**EXERCISE OBJECTIVE**
Provide nothing beyond the count of lines that include the string "this".

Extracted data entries
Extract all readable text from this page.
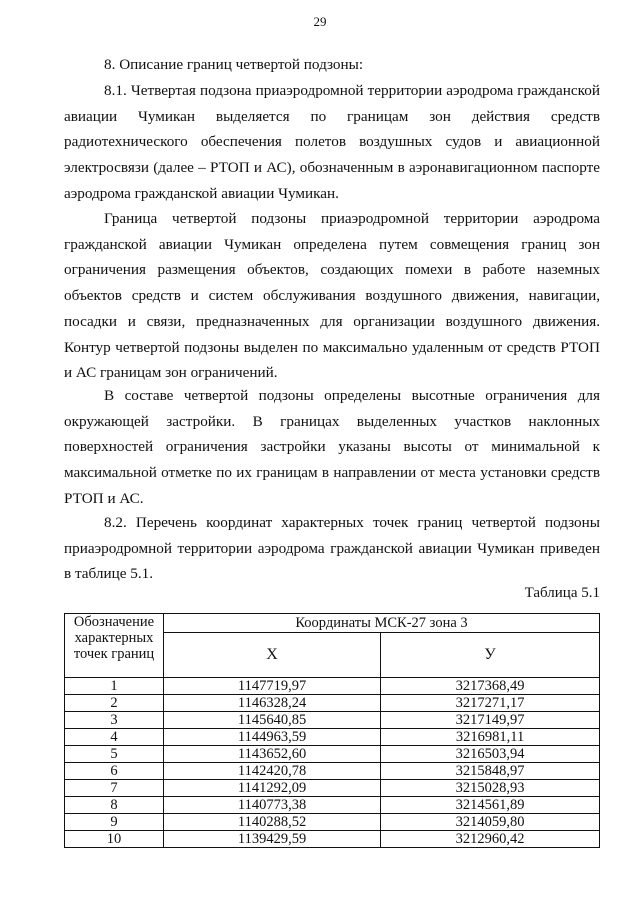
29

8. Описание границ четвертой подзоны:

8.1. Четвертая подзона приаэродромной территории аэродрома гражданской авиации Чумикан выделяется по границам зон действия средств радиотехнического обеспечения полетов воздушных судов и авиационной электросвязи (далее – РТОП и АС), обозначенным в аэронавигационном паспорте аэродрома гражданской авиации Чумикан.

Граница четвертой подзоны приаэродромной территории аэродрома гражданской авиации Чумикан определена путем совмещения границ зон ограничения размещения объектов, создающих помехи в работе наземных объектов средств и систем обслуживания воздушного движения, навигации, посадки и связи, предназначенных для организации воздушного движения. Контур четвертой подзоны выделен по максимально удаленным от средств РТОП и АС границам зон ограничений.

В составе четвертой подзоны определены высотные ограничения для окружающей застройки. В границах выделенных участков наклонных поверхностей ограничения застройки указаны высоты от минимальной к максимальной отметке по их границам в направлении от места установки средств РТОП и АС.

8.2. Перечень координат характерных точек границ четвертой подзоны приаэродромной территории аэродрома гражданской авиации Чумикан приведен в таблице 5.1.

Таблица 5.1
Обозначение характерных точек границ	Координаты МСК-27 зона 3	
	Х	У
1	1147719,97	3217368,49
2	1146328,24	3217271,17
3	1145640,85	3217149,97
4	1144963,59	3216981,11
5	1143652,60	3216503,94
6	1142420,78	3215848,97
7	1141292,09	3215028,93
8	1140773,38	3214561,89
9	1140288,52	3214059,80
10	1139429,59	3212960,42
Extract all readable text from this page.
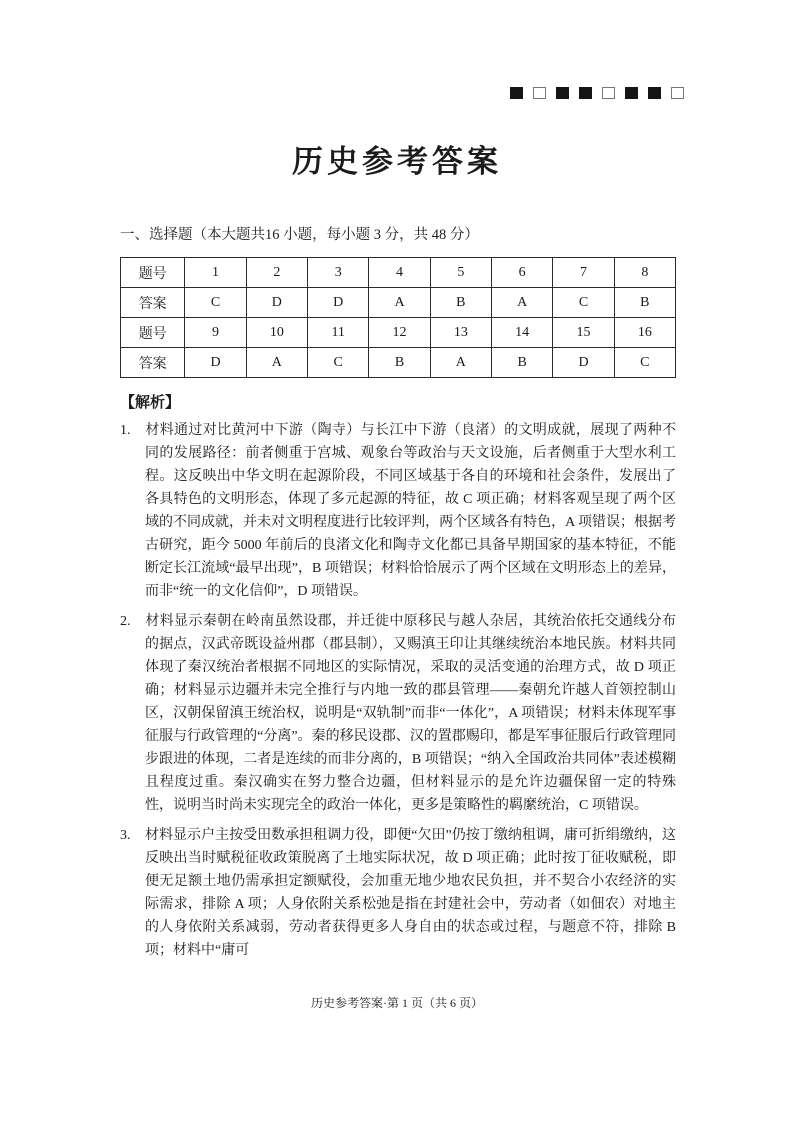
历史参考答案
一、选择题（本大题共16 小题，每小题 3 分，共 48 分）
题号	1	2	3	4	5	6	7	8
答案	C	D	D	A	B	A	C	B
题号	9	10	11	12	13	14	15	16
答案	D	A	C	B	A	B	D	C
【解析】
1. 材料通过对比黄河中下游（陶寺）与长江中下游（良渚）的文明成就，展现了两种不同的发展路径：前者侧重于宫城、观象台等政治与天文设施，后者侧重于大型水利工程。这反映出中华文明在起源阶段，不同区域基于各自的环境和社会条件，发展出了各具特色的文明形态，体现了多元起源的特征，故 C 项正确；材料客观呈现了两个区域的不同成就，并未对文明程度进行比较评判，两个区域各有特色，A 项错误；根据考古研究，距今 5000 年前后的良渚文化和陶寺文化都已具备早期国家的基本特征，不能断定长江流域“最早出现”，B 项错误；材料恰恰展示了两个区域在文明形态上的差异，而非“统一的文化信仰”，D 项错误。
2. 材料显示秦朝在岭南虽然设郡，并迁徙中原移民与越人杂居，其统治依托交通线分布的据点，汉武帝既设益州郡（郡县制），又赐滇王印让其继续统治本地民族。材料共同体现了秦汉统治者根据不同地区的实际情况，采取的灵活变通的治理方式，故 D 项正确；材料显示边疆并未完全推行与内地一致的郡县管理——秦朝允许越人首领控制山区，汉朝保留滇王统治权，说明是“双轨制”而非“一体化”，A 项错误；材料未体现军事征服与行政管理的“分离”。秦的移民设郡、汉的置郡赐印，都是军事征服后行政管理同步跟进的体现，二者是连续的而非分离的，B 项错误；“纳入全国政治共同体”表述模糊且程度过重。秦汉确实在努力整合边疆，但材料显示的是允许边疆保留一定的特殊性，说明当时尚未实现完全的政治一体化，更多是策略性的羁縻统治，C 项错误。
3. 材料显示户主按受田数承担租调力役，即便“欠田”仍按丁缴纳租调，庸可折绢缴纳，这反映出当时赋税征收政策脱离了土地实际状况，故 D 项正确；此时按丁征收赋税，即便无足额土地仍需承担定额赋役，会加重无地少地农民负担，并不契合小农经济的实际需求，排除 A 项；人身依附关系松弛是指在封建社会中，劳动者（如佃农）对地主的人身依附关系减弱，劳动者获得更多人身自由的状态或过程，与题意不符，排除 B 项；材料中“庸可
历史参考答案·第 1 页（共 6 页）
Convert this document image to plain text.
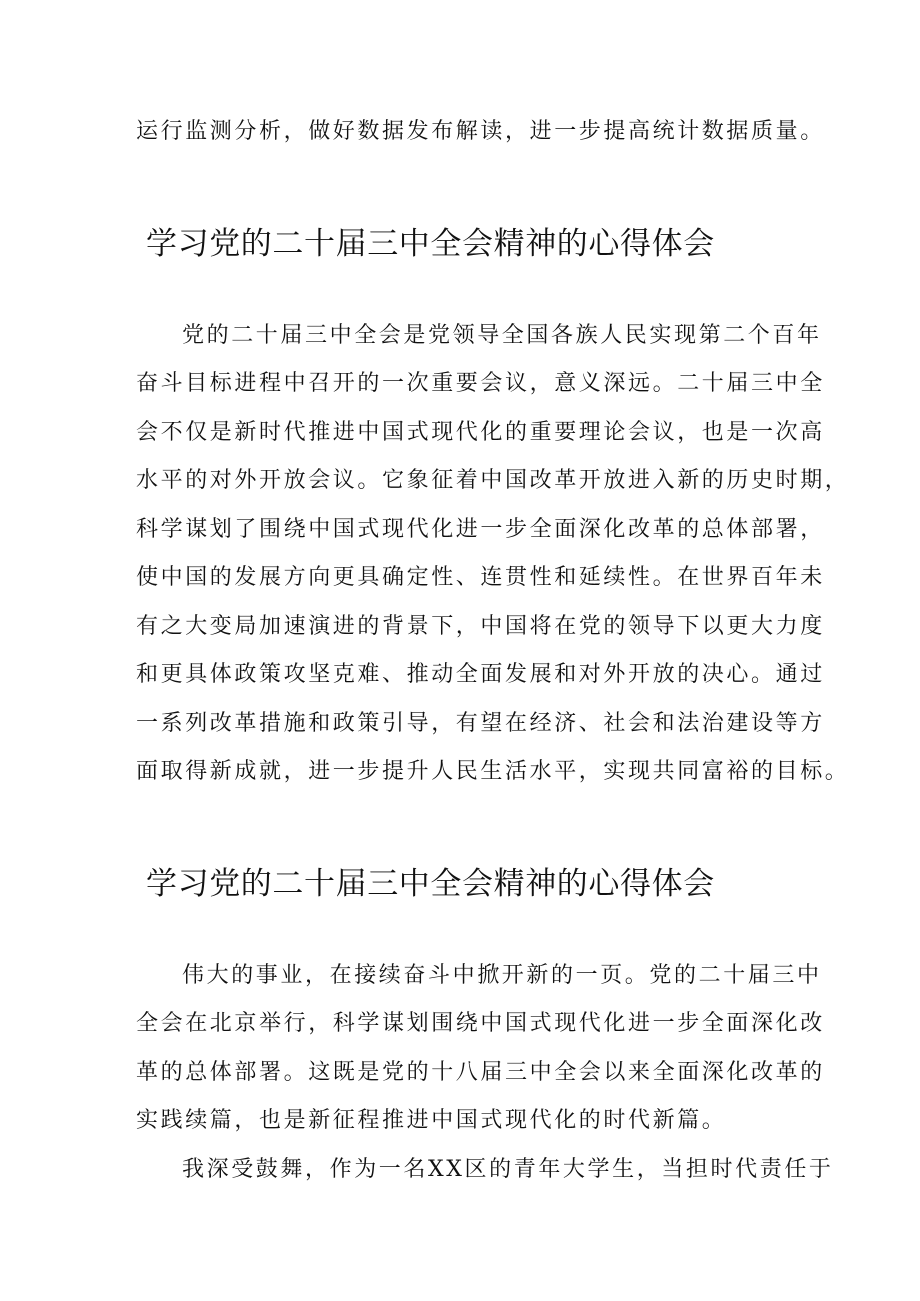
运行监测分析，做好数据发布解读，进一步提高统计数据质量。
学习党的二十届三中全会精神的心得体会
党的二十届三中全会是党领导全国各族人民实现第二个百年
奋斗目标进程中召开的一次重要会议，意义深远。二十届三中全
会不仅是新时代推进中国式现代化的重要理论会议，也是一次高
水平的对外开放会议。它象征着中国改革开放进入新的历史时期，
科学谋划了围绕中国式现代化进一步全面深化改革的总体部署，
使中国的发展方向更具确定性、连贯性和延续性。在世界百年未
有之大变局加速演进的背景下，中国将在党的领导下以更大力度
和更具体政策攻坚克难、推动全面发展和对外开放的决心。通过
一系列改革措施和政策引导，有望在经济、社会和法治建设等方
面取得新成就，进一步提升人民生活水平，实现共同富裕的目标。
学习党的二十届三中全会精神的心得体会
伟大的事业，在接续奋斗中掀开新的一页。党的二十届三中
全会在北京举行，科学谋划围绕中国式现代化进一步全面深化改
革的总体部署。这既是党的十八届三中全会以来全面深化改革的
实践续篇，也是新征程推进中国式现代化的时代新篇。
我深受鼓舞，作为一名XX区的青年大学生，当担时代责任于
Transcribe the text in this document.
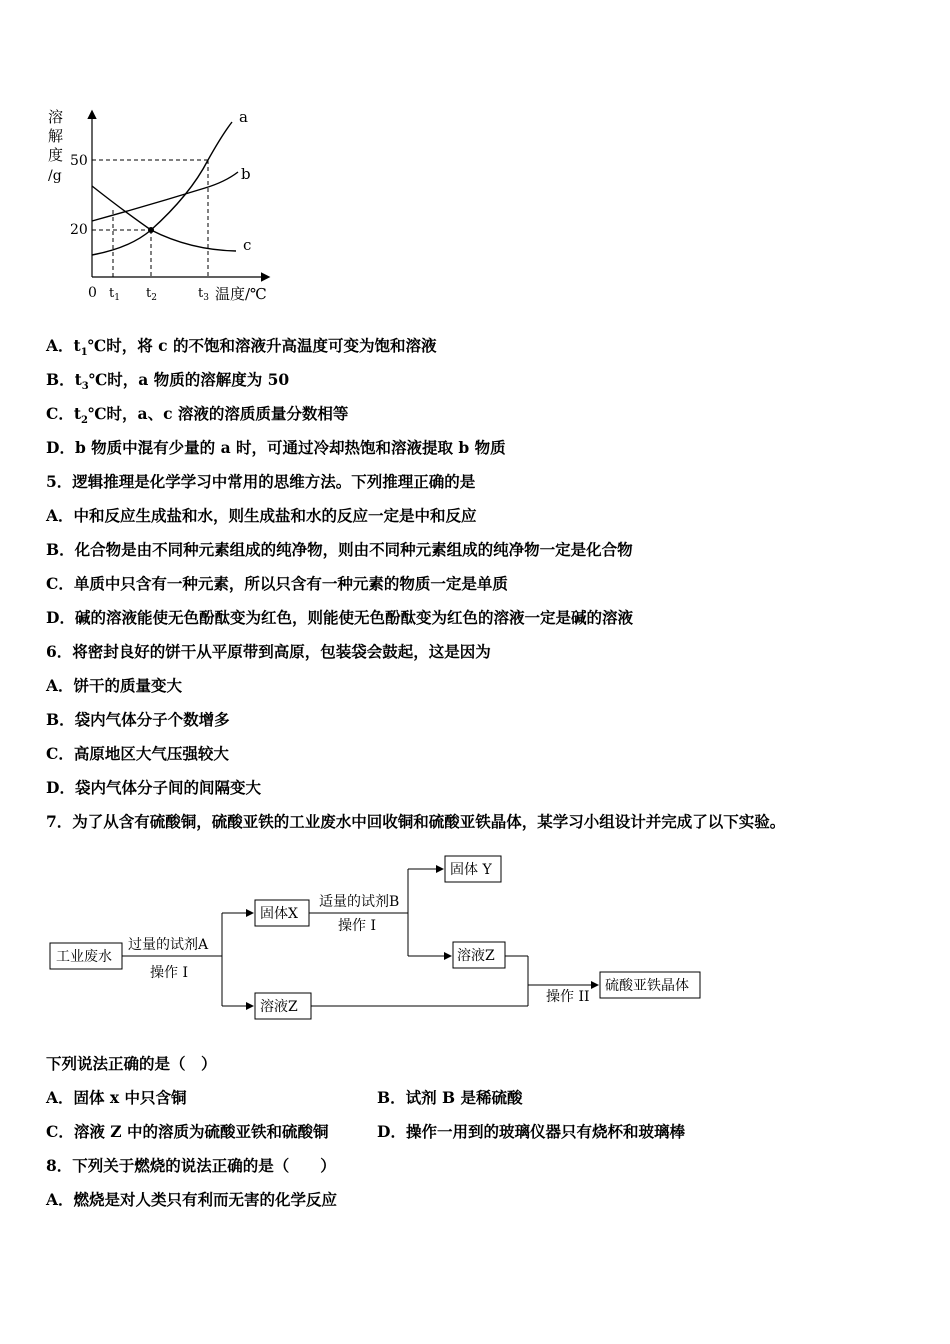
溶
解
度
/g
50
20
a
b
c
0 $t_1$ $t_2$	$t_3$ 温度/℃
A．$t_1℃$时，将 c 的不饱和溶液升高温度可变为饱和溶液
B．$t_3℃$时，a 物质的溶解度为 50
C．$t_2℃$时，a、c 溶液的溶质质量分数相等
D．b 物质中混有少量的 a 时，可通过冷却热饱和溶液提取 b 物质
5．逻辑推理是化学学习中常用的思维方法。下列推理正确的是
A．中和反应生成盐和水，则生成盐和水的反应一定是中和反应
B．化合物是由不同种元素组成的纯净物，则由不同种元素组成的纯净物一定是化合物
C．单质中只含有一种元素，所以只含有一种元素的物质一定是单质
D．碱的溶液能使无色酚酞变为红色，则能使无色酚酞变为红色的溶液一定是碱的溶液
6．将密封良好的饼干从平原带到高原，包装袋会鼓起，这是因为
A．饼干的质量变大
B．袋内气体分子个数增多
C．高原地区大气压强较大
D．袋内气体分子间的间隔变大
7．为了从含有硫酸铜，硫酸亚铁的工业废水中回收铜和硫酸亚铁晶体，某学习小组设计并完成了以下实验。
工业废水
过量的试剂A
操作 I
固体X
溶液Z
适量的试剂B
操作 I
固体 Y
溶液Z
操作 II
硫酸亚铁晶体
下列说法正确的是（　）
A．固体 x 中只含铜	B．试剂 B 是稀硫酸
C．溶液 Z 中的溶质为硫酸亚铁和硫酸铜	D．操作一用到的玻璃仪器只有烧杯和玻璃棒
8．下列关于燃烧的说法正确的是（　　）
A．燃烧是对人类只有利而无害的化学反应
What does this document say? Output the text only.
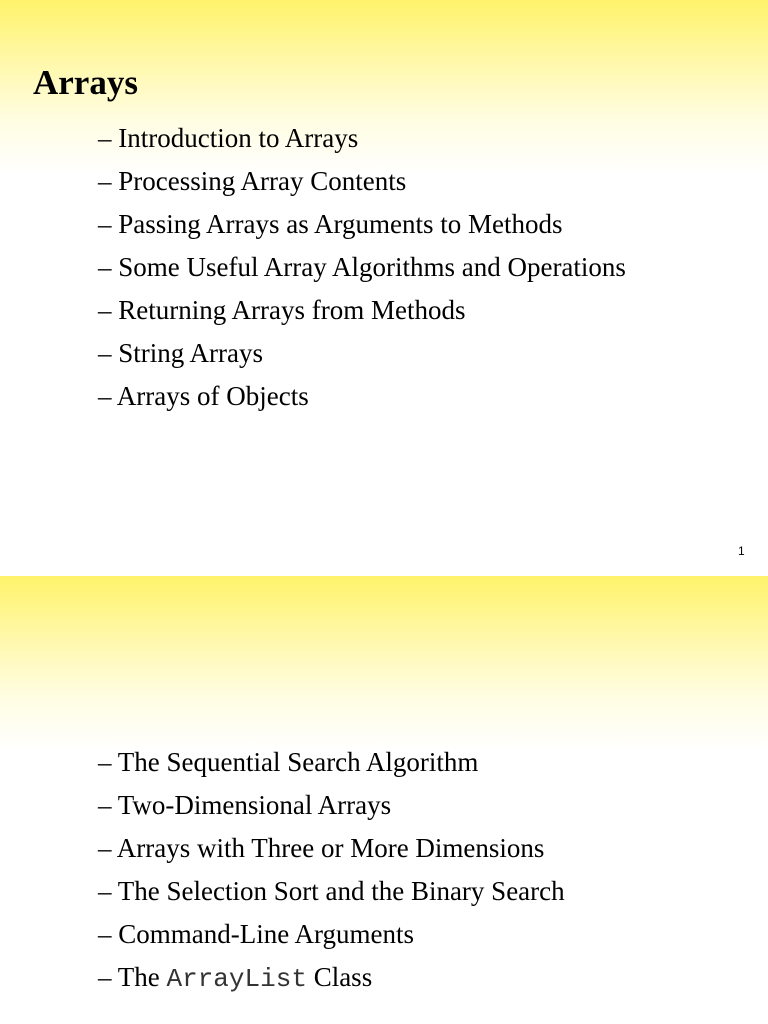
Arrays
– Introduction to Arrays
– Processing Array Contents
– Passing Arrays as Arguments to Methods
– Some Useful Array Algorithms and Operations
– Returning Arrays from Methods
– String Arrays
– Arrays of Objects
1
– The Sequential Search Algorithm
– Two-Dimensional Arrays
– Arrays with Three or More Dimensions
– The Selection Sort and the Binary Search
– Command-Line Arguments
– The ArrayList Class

**ANSWER TO THE TASK**
5